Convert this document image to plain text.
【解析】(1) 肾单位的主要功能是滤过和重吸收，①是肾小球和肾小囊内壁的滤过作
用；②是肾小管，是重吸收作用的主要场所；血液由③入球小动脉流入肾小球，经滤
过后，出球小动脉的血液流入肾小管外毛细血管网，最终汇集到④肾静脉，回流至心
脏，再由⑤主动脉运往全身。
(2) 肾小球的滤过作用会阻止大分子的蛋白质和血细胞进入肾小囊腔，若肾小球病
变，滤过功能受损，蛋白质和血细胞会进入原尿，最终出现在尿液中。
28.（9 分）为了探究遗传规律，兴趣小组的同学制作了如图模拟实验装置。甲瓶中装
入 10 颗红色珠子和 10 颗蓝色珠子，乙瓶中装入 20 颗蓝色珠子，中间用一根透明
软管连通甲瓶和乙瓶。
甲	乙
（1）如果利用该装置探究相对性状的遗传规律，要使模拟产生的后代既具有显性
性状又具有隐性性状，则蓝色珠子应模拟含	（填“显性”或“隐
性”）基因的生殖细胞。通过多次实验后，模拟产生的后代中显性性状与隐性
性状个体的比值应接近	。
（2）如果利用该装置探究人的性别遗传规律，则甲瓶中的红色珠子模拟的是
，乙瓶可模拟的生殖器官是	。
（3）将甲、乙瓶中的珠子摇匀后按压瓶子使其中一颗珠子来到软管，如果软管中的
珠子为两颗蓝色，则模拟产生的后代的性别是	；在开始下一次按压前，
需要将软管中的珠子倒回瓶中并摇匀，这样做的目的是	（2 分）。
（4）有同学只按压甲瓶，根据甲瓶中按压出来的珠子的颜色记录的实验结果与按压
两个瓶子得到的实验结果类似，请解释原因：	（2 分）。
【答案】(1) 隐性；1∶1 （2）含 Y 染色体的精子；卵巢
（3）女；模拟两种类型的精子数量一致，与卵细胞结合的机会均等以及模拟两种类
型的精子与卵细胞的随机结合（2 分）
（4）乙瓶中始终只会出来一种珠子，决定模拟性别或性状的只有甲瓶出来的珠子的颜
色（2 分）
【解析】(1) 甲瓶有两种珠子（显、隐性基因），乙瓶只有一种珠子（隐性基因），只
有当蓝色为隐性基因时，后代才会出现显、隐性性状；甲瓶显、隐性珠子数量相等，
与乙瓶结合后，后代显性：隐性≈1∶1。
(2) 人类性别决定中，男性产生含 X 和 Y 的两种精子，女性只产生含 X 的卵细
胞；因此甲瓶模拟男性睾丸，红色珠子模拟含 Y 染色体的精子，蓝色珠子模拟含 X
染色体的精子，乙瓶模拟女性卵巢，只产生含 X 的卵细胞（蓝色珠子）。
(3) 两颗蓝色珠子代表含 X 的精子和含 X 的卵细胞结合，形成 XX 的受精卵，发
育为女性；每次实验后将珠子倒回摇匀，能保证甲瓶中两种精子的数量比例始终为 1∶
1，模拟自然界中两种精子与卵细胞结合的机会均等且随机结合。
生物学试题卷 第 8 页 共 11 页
****************
> EXERCISE
Working from the entries above, return all lines that contain "染色体的精子".

> TASK OUTPUT
【答案】(1) 隐性；1∶1 （2）含 Y 染色体的精子；卵巢
胞；因此甲瓶模拟男性睾丸，红色珠子模拟含 Y 染色体的精子，蓝色珠子模拟含 X
染色体的精子，乙瓶模拟女性卵巢，只产生含 X 的卵细胞（蓝色珠子）。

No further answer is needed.